#### DIRECTIONS
A faithful transcription of all the data is required.

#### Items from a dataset

::::

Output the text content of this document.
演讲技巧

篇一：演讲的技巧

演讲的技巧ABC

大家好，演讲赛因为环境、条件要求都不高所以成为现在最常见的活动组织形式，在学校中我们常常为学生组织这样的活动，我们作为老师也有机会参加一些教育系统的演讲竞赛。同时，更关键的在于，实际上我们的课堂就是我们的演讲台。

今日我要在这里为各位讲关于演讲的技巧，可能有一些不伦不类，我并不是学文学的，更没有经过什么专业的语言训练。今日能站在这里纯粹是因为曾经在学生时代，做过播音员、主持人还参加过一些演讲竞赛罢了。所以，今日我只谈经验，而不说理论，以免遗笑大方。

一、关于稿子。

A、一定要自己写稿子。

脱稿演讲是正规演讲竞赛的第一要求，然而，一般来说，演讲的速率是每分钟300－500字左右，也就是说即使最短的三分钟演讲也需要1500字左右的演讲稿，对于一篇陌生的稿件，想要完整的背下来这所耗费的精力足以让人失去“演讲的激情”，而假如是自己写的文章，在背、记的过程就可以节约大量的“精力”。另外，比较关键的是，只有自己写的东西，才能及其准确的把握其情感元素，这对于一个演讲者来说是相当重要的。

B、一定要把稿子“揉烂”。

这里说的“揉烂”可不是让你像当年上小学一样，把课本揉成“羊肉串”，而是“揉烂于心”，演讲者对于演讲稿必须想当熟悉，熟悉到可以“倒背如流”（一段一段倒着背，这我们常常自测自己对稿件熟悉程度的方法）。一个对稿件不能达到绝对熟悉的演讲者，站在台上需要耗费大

::::

#### CORRECT ANSWER
Output the text content of this document.
演讲技巧

篇一：演讲的技巧

演讲的技巧ABC

大家好，演讲赛因为环境、条件要求都不高所以成为现在最常见的活动组织形式，在学校中我们常常为学生组织这样的活动，我们作为老师也有机会参加一些教育系统的演讲竞赛。同时，更关键的在于，实际上我们的课堂就是我们的演讲台。

今日我要在这里为各位讲关于演讲的技巧，可能有一些不伦不类，我并不是学文学的，更没有经过什么专业的语言训练。今日能站在这里纯粹是因为曾经在学生时代，做过播音员、主持人还参加过一些演讲竞赛罢了。所以，今日我只谈经验，而不说理论，以免遗笑大方。

一、关于稿子。

A、一定要自己写稿子。

脱稿演讲是正规演讲竞赛的第一要求，然而，一般来说，演讲的速率是每分钟300－500字左右，也就是说即使最短的三分钟演讲也需要1500字左右的演讲稿，对于一篇陌生的稿件，想要完整的背下来这所耗费的精力足以让人失去“演讲的激情”，而假如是自己写的文章，在背、记的过程就可以节约大量的“精力”。另外，比较关键的是，只有自己写的东西，才能及其准确的把握其情感元素，这对于一个演讲者来说是相当重要的。

B、一定要把稿子“揉烂”。

这里说的“揉烂”可不是让你像当年上小学一样，把课本揉成“羊肉串”，而是“揉烂于心”，演讲者对于演讲稿必须想当熟悉，熟悉到可以“倒背如流”（一段一段倒着背，这我们常常自测自己对稿件熟悉程度的方法）。一个对稿件不能达到绝对熟悉的演讲者，站在台上需要耗费大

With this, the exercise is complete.